▶ **Exercise 1**:
In the text on molten salt reactor attributes below, translate this sentence into German: "The liquid salt can absorb large amounts of heat."
▶ **Exercise 2**:
Continue the text on molten salt reactor attributes below from its last sentence.

▶ **Text under study**:

########################################

What are the attributes of the molten salt reactor?

  • Inherently safe – As the reactor heats up, the molten salt expands the volume of the solution, therefore reducing the density, so that reactivity goes down … this provides self regulation
  • Stable coolant – The molten salt does not burn, is impervious to radiation, doesn’t react chemically, does not boil until it reaches ~3,000 °C (far above the melting point of steel) and exhibits virtually no vapor pressure
  • Low pressure operation – It operates at or just above atmospheric pressure
  • Leak resistant – Because of the low pressure operation, there is no pressure strain to compromise the reactor vessel; if a leak should develop, it would be self healing, as the salt freezes far above ambient temperatures and would be solid outside the reactor
  • Slow heat up – The liquid salt can absorb large amounts of heat
  • Passive decay heat cooling- In emergencies the fluid drains into a safe cooling container where the volume is much greater than in the reactor so that the reaction cannot continue
  • Fail safe core – In emergencies there is a failsafe plug that opens automatically to drain reactants. This plug is a refrigerated plug in the piping leading from the reactor to the cooling container that holds the molten salt in the reactor. Should the reactor fail, the refrigerator would stop and the plug would melt allowing the molten salt to drain, all without human intervention
  • Less activated waste – Very little ancillary irradiated machinery. There are very few pipes, pumps and ancillary equipment to be contended with upon decommissioning.

########################################

▶ **Data**:
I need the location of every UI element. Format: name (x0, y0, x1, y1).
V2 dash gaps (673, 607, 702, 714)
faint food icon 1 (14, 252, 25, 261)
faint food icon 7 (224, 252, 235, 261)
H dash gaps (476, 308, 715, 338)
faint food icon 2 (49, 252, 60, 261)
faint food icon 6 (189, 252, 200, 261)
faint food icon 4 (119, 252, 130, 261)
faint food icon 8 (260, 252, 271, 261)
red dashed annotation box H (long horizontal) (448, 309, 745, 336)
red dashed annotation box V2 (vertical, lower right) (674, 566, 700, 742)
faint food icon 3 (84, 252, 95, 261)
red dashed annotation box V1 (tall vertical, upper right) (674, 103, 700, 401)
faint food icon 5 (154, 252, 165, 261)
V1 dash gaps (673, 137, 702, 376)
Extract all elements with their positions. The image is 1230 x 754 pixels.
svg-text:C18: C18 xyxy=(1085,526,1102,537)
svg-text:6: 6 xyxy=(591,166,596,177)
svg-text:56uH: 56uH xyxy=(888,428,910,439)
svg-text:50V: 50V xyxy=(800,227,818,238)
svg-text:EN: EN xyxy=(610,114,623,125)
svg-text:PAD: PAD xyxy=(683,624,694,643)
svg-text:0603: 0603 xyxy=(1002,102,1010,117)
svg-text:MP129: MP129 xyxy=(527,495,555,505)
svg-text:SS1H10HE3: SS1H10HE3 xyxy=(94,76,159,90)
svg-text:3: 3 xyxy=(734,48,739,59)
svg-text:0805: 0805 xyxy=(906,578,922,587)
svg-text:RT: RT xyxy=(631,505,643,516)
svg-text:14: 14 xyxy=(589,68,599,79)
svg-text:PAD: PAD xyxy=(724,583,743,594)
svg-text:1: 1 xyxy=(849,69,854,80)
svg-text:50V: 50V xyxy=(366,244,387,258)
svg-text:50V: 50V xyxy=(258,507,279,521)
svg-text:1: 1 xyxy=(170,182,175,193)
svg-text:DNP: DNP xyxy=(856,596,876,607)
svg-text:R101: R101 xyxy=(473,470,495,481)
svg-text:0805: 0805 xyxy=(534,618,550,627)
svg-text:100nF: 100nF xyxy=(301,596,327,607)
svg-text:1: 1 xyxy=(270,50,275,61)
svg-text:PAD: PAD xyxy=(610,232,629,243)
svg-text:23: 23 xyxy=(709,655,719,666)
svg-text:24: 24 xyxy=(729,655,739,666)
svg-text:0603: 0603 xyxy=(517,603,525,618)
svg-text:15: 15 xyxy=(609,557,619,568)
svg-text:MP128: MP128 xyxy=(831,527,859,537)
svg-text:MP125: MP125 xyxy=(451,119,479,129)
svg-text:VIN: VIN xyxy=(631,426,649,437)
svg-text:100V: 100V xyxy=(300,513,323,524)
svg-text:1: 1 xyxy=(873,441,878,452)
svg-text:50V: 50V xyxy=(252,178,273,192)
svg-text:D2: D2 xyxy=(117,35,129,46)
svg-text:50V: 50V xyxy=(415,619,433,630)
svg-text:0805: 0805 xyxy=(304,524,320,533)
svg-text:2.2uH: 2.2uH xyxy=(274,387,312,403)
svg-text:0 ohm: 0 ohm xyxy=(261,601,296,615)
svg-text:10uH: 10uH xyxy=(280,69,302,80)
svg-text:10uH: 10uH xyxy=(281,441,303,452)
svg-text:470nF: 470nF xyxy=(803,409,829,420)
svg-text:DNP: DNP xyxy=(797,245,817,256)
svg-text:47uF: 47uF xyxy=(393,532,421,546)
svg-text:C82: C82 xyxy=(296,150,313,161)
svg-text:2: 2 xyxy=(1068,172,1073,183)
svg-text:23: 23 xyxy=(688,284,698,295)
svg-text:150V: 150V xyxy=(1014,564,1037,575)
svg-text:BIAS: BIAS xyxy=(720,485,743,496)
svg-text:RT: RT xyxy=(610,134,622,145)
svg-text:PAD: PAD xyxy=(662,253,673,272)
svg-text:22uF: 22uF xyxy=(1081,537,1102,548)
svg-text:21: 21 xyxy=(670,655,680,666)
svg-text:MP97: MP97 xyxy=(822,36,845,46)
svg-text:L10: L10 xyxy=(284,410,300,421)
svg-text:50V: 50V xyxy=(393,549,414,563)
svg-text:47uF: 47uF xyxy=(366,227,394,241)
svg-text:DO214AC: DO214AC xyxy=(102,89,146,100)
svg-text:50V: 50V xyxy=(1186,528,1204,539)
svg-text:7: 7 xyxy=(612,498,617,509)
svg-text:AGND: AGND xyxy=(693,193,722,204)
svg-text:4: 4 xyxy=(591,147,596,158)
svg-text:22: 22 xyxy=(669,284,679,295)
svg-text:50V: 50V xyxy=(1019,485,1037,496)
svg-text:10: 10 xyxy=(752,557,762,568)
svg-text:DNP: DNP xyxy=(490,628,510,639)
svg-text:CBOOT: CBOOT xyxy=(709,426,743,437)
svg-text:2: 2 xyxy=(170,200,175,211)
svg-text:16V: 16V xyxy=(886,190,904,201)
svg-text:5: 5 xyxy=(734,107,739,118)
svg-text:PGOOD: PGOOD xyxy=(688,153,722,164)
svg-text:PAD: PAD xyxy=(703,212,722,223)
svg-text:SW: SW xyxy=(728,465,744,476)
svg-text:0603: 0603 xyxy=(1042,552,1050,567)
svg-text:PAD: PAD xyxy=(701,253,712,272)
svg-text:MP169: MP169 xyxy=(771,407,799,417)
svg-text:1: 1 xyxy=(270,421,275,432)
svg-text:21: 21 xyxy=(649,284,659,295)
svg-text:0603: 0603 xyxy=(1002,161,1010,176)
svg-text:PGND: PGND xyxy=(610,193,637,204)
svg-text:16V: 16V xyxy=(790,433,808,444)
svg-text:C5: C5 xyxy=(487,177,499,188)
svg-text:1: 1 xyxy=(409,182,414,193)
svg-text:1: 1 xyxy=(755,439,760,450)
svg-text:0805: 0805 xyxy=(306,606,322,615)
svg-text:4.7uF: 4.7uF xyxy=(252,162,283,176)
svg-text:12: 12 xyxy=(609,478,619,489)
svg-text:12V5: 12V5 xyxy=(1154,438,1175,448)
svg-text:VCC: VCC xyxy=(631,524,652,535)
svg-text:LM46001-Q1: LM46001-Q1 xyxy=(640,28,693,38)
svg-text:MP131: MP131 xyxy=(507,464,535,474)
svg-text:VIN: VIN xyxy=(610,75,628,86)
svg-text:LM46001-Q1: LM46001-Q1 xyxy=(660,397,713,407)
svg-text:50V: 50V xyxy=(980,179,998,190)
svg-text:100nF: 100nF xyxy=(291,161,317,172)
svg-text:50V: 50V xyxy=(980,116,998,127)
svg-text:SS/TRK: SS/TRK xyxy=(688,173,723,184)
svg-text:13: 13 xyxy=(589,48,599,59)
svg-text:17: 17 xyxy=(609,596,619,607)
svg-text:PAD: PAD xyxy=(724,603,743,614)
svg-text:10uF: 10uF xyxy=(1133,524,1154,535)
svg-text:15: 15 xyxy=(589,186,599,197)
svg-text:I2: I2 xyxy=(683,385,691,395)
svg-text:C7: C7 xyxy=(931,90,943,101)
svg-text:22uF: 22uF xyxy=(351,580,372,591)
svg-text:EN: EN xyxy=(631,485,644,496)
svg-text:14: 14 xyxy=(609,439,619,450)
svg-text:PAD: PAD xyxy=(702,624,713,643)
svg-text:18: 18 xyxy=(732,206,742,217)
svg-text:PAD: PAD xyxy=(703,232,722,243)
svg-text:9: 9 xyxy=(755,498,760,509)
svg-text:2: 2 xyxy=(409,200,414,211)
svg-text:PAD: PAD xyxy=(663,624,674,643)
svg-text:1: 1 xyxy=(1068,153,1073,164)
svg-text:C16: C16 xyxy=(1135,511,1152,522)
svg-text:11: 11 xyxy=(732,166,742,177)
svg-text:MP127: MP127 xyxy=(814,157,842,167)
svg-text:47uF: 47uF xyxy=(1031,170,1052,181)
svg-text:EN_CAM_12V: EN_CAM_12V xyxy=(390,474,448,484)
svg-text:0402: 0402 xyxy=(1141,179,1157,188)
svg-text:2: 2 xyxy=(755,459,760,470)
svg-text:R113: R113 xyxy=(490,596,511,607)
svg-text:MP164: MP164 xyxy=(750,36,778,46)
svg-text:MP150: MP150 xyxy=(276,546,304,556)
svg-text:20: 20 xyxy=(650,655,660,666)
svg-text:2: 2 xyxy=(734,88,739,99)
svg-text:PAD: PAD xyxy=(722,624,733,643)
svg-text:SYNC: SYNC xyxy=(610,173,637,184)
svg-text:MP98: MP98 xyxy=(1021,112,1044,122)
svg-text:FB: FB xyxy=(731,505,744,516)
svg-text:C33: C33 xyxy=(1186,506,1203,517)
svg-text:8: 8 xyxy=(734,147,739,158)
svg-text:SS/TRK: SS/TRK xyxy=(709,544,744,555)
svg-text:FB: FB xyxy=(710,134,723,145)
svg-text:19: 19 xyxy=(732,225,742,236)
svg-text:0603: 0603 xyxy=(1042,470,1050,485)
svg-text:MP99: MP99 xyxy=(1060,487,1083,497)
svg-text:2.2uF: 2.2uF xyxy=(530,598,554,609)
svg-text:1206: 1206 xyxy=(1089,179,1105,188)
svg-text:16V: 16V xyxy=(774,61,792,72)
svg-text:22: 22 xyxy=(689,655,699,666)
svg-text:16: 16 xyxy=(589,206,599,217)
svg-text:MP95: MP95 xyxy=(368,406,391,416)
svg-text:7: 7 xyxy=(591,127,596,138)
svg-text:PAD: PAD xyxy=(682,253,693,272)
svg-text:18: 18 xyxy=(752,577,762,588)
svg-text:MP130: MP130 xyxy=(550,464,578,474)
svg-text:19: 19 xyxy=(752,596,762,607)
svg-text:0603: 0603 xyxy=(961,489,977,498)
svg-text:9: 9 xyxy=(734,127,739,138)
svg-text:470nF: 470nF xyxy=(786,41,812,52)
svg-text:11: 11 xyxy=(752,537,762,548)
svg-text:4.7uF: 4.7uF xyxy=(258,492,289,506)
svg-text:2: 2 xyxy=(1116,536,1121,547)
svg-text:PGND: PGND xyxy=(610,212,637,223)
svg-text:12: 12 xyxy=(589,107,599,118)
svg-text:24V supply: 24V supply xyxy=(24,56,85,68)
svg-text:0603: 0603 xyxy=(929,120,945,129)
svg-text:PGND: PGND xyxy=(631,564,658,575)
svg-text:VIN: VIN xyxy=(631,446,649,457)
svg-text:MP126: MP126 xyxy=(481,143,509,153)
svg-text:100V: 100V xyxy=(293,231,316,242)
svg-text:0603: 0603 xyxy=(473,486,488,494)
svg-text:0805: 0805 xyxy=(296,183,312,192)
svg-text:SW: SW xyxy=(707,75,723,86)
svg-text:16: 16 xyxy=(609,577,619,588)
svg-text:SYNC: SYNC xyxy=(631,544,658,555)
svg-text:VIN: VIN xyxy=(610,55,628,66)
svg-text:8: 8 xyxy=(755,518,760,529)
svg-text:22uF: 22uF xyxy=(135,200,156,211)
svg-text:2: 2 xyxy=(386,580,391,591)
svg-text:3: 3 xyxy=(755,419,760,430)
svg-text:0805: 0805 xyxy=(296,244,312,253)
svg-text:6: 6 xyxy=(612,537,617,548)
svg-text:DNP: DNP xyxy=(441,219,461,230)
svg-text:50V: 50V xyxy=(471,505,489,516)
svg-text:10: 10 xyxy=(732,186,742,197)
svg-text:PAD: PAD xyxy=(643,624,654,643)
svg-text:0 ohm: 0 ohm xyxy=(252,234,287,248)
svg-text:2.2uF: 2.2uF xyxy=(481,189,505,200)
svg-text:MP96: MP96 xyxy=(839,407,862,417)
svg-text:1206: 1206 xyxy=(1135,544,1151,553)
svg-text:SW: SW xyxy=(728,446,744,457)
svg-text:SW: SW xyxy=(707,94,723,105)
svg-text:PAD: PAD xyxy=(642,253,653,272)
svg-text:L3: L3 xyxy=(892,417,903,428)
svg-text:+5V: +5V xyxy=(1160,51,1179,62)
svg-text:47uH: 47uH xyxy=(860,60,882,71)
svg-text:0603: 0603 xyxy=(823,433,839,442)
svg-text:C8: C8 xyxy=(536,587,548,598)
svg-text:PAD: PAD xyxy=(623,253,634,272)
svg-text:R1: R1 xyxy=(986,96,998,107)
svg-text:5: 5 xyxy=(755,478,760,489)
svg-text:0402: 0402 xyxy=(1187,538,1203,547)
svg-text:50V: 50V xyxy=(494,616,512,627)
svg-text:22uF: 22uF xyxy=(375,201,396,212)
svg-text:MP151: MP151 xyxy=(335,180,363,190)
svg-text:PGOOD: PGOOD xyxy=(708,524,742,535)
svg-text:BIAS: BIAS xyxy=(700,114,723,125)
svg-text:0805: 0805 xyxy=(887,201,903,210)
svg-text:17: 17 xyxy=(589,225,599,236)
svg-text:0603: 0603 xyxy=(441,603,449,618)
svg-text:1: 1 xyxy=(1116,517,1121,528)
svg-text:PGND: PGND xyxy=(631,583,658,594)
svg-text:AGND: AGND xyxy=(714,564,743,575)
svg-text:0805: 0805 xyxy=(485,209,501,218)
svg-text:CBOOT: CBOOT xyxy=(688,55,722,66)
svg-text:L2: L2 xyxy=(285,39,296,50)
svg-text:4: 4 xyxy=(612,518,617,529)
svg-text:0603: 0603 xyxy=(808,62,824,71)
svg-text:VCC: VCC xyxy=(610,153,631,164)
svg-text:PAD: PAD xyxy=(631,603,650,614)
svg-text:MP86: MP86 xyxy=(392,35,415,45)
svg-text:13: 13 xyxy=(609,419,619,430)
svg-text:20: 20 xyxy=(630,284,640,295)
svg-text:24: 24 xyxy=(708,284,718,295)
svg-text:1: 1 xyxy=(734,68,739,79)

########################################

▶ **Task output 1**:
Das flüssige Salz kann große Mengen Wärme aufnehmen.

▶ **Task output 2**:
  • Less long lived waste – Burns almost all its fuel (an estimated 1000 times less waste than present units). Any fissile material introduced or produced will be consumed in operation
  • Destruction of existing long lived wastes – Will burn up present nuclear waste
  • Proliferation resistance – The Uranium produced cannot be stolen because it is too radioactive to handle. U-233 decays by Beta and Gamma emission unlike U-235 and Pu-239 which are Alpha emitters making it too radioactive to be handled directly by humans. The only experimental U-233 bomb was a dud
  • Thorium abundance – 4 times as abundant as Uranium … enough for thousands of years and the greatest deposit in the western hemisphere is at Tendoy, Idaho
  • And … many other advantages and few unresolved problems (almost all the technical and engineering problems were solved during the 4 year test run.)

The thrust of Generation IV reactors, of which the MSR is one, is to make them portable. For instance, the US Army would like to have access to field portable nuclear reactors for electrical power and process heat. Obviously, there are myriad applications from small electrical stations from remote mines, to electric railroads, to de-salinization, to remote urban areas, to space heat in arctic areas, to third world applications and many other applications.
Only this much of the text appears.